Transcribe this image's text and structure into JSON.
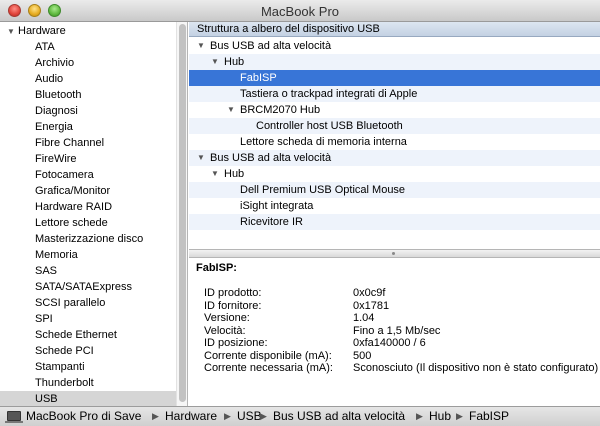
{
  "window": {
    "title": "MacBook Pro"
  },
  "sidebar": {
    "root_label": "Hardware",
    "items": [
      "ATA",
      "Archivio",
      "Audio",
      "Bluetooth",
      "Diagnosi",
      "Energia",
      "Fibre Channel",
      "FireWire",
      "Fotocamera",
      "Grafica/Monitor",
      "Hardware RAID",
      "Lettore schede",
      "Masterizzazione disco",
      "Memoria",
      "SAS",
      "SATA/SATAExpress",
      "SCSI parallelo",
      "SPI",
      "Schede Ethernet",
      "Schede PCI",
      "Stampanti",
      "Thunderbolt",
      "USB"
    ],
    "selected": "USB"
  },
  "tree": {
    "header": "Struttura a albero del dispositivo USB",
    "rows": [
      {
        "label": "Bus USB ad alta velocità",
        "level": 0,
        "expanded": true
      },
      {
        "label": "Hub",
        "level": 1,
        "expanded": true
      },
      {
        "label": "FabISP",
        "level": 2,
        "selected": true
      },
      {
        "label": "Tastiera o trackpad integrati di Apple",
        "level": 2
      },
      {
        "label": "BRCM2070 Hub",
        "level": 2,
        "expanded": true
      },
      {
        "label": "Controller host USB Bluetooth",
        "level": 3
      },
      {
        "label": "Lettore scheda di memoria interna",
        "level": 2
      },
      {
        "label": "Bus USB ad alta velocità",
        "level": 0,
        "expanded": true
      },
      {
        "label": "Hub",
        "level": 1,
        "expanded": true
      },
      {
        "label": "Dell Premium USB Optical Mouse",
        "level": 2
      },
      {
        "label": "iSight integrata",
        "level": 2
      },
      {
        "label": "Ricevitore IR",
        "level": 2
      }
    ]
  },
  "details": {
    "title": "FabISP:",
    "rows": [
      {
        "key": "ID prodotto:",
        "value": "0x0c9f"
      },
      {
        "key": "ID fornitore:",
        "value": "0x1781"
      },
      {
        "key": "Versione:",
        "value": " 1.04"
      },
      {
        "key": "Velocità:",
        "value": "Fino a 1,5 Mb/sec"
      },
      {
        "key": "ID posizione:",
        "value": "0xfa140000 / 6"
      },
      {
        "key": "Corrente disponibile (mA):",
        "value": "500"
      },
      {
        "key": "Corrente necessaria (mA):",
        "value": "Sconosciuto (Il dispositivo non è stato configurato)"
      }
    ]
  },
  "pathbar": {
    "segments": [
      "MacBook Pro di Save",
      "Hardware",
      "USB",
      "Bus USB ad alta velocità",
      "Hub",
      "FabISP"
    ]
  },
  "colors": {
    "selection": "#3875d7",
    "sidebar_selection": "#d5d5d5",
    "header_bg": "#c3d1e3"
  }
}
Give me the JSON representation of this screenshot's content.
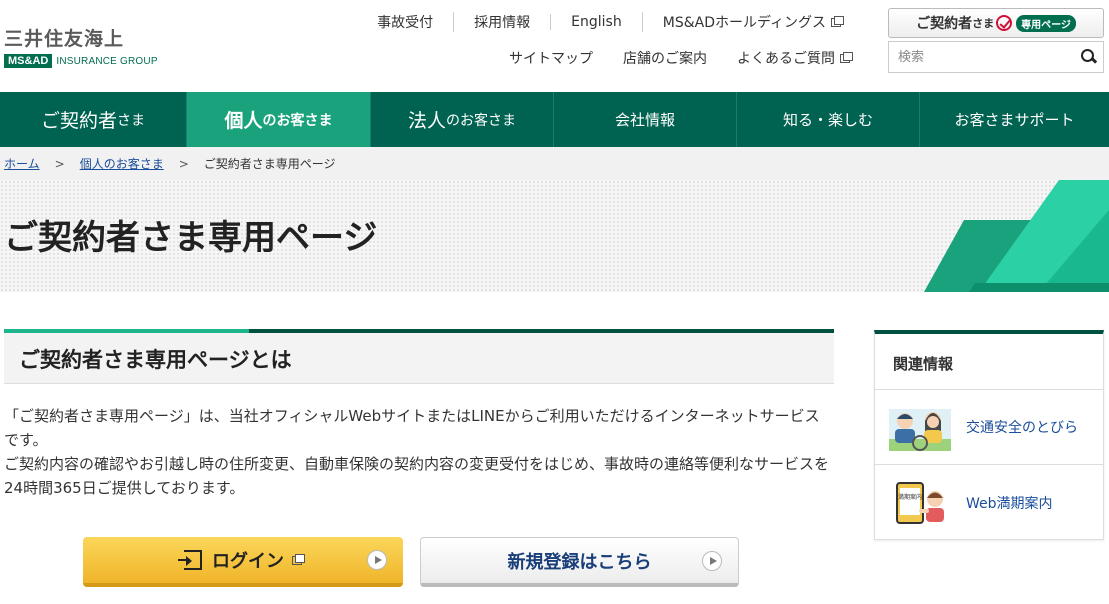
{
  "header": {
    "logo_jp": "三井住友海上",
    "logo_msad": "MS&AD",
    "logo_group": "INSURANCE GROUP",
    "util_row1": [
      "事故受付",
      "採用情報",
      "English",
      "MS&ADホールディングス"
    ],
    "util_row2": [
      "サイトマップ",
      "店舗のご案内",
      "よくあるご質問"
    ],
    "contract_button": {
      "main": "ご契約者",
      "small": "さま",
      "tag": "専用ページ"
    },
    "search_placeholder": "検索"
  },
  "gnav": [
    {
      "main": "ご契約者",
      "sub": "さま"
    },
    {
      "main": "個人",
      "sub": "のお客さま"
    },
    {
      "main": "法人",
      "sub": "のお客さま"
    },
    {
      "main": "会社情報"
    },
    {
      "main": "知る・楽しむ"
    },
    {
      "main": "お客さまサポート"
    }
  ],
  "breadcrumb": [
    "ホーム",
    "個人のお客さま",
    "ご契約者さま専用ページ"
  ],
  "breadcrumb_sep": ">",
  "page_title": "ご契約者さま専用ページ",
  "section": {
    "heading": "ご契約者さま専用ページとは",
    "paragraph1": "「ご契約者さま専用ページ」は、当社オフィシャルWebサイトまたはLINEからご利用いただけるインターネットサービスです。",
    "paragraph2": "ご契約内容の確認やお引越し時の住所変更、自動車保険の契約内容の変更受付をはじめ、事故時の連絡等便利なサービスを24時間365日ご提供しております。"
  },
  "buttons": {
    "login": "ログイン",
    "register": "新規登録はこちら"
  },
  "sidebar": {
    "title": "関連情報",
    "links": [
      "交通安全のとびら",
      "Web満期案内"
    ],
    "thumb_text": "満期案内"
  },
  "colors": {
    "brand_green": "#006250",
    "accent_green": "#1aa27c",
    "login_yellow": "#f0b52a",
    "link_blue": "#1a4d9c"
  }
}
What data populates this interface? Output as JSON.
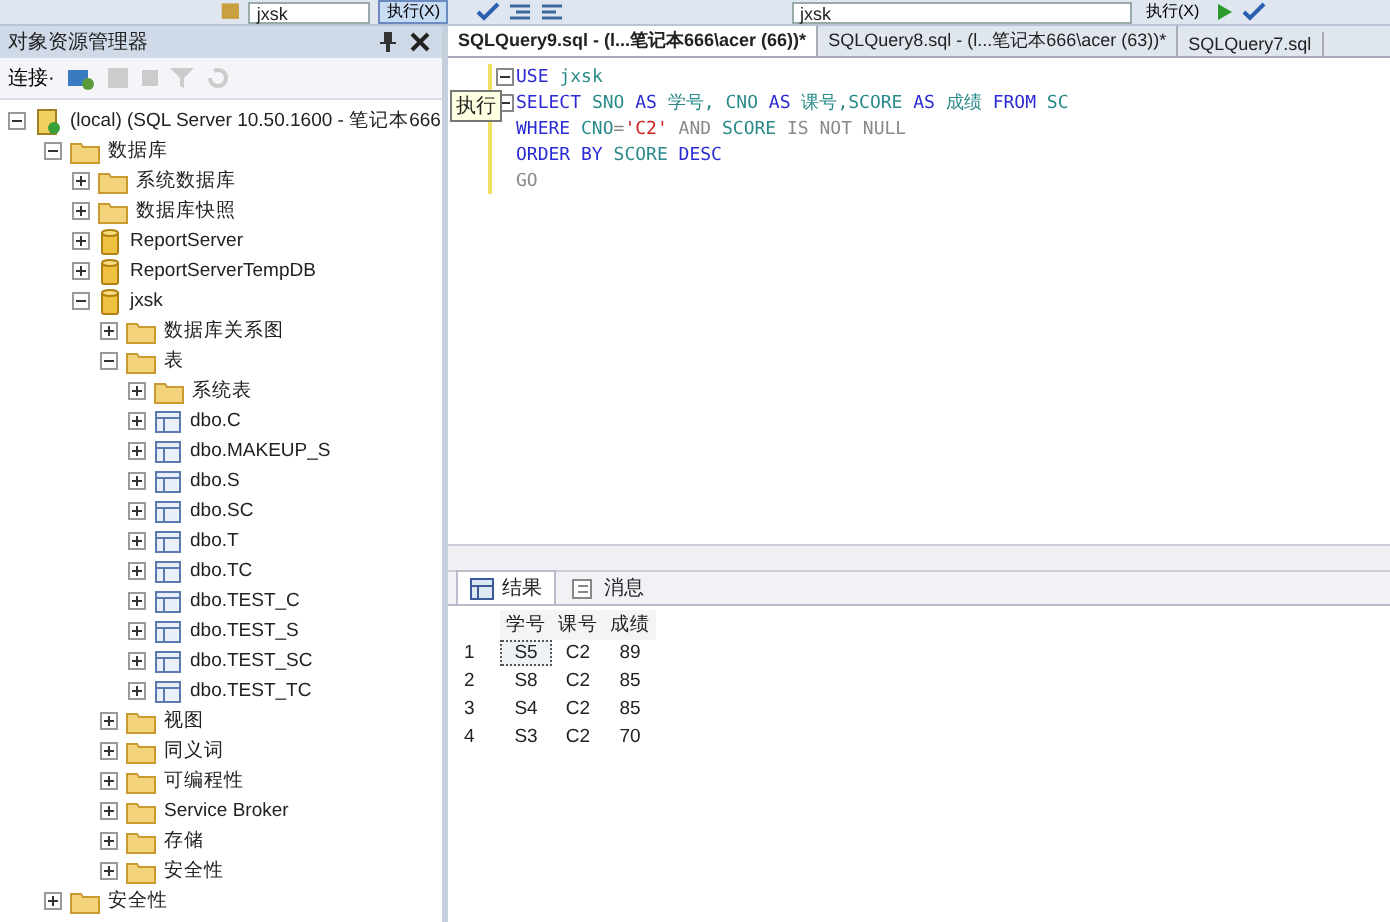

- [PROBLEM DETAILS]:
Reproduce every record above exactly, omitting the pictures.

- [ANSWER IN FULL]:
Transcribe this image's text and structure into JSON.
{
  "window": {
    "title": "MacBook Pro"
  },
  "sidebar": {
    "root_label": "Hardware",
    "items": [
      "ATA",
      "Archivio",
      "Audio",
      "Bluetooth",
      "Diagnosi",
      "Energia",
      "Fibre Channel",
      "FireWire",
      "Fotocamera",
      "Grafica/Monitor",
      "Hardware RAID",
      "Lettore schede",
      "Masterizzazione disco",
      "Memoria",
      "SAS",
      "SATA/SATAExpress",
      "SCSI parallelo",
      "SPI",
      "Schede Ethernet",
      "Schede PCI",
      "Stampanti",
      "Thunderbolt",
      "USB"
    ],
    "selected": "USB"
  },
  "tree": {
    "header": "Struttura a albero del dispositivo USB",
    "rows": [
      {
        "label": "Bus USB ad alta velocità",
        "level": 0,
        "expanded": true
      },
      {
        "label": "Hub",
        "level": 1,
        "expanded": true
      },
      {
        "label": "FabISP",
        "level": 2,
        "selected": true
      },
      {
        "label": "Tastiera o trackpad integrati di Apple",
        "level": 2
      },
      {
        "label": "BRCM2070 Hub",
        "level": 2,
        "expanded": true
      },
      {
        "label": "Controller host USB Bluetooth",
        "level": 3
      },
      {
        "label": "Lettore scheda di memoria interna",
        "level": 2
      },
      {
        "label": "Bus USB ad alta velocità",
        "level": 0,
        "expanded": true
      },
      {
        "label": "Hub",
        "level": 1,
        "expanded": true
      },
      {
        "label": "Dell Premium USB Optical Mouse",
        "level": 2
      },
      {
        "label": "iSight integrata",
        "level": 2
      },
      {
        "label": "Ricevitore IR",
        "level": 2
      }
    ]
  },
  "details": {
    "title": "FabISP:",
    "rows": [
      {
        "key": "ID prodotto:",
        "value": "0x0c9f"
      },
      {
        "key": "ID fornitore:",
        "value": "0x1781"
      },
      {
        "key": "Versione:",
        "value": " 1.04"
      },
      {
        "key": "Velocità:",
        "value": "Fino a 1,5 Mb/sec"
      },
      {
        "key": "ID posizione:",
        "value": "0xfa140000 / 6"
      },
      {
        "key": "Corrente disponibile (mA):",
        "value": "500"
      },
      {
        "key": "Corrente necessaria (mA):",
        "value": "Sconosciuto (Il dispositivo non è stato configurato)"
      }
    ]
  },
  "pathbar": {
    "segments": [
      "MacBook Pro di Save",
      "Hardware",
      "USB",
      "Bus USB ad alta velocità",
      "Hub",
      "FabISP"
    ]
  },
  "colors": {
    "selection": "#3875d7",
    "sidebar_selection": "#d5d5d5",
    "header_bg": "#c3d1e3"
  }
}
Give me the JSON representation of this screenshot's content.
{
  "header": {
    "logo_jp": "三井住友海上",
    "logo_msad": "MS&AD",
    "logo_group": "INSURANCE GROUP",
    "util_row1": [
      "事故受付",
      "採用情報",
      "English",
      "MS&ADホールディングス"
    ],
    "util_row2": [
      "サイトマップ",
      "店舗のご案内",
      "よくあるご質問"
    ],
    "contract_button": {
      "main": "ご契約者",
      "small": "さま",
      "tag": "専用ページ"
    },
    "search_placeholder": "検索"
  },
  "gnav": [
    {
      "main": "ご契約者",
      "sub": "さま"
    },
    {
      "main": "個人",
      "sub": "のお客さま"
    },
    {
      "main": "法人",
      "sub": "のお客さま"
    },
    {
      "main": "会社情報"
    },
    {
      "main": "知る・楽しむ"
    },
    {
      "main": "お客さまサポート"
    }
  ],
  "breadcrumb": [
    "ホーム",
    "個人のお客さま",
    "ご契約者さま専用ページ"
  ],
  "breadcrumb_sep": ">",
  "page_title": "ご契約者さま専用ページ",
  "section": {
    "heading": "ご契約者さま専用ページとは",
    "paragraph1": "「ご契約者さま専用ページ」は、当社オフィシャルWebサイトまたはLINEからご利用いただけるインターネットサービスです。",
    "paragraph2": "ご契約内容の確認やお引越し時の住所変更、自動車保険の契約内容の変更受付をはじめ、事故時の連絡等便利なサービスを24時間365日ご提供しております。"
  },
  "buttons": {
    "login": "ログイン",
    "register": "新規登録はこちら"
  },
  "sidebar": {
    "title": "関連情報",
    "links": [
      "交通安全のとびら",
      "Web満期案内"
    ],
    "thumb_text": "満期案内"
  },
  "colors": {
    "brand_green": "#006250",
    "accent_green": "#1aa27c",
    "login_yellow": "#f0b52a",
    "link_blue": "#1a4d9c"
  }
}
What data populates this interface? Output as JSON.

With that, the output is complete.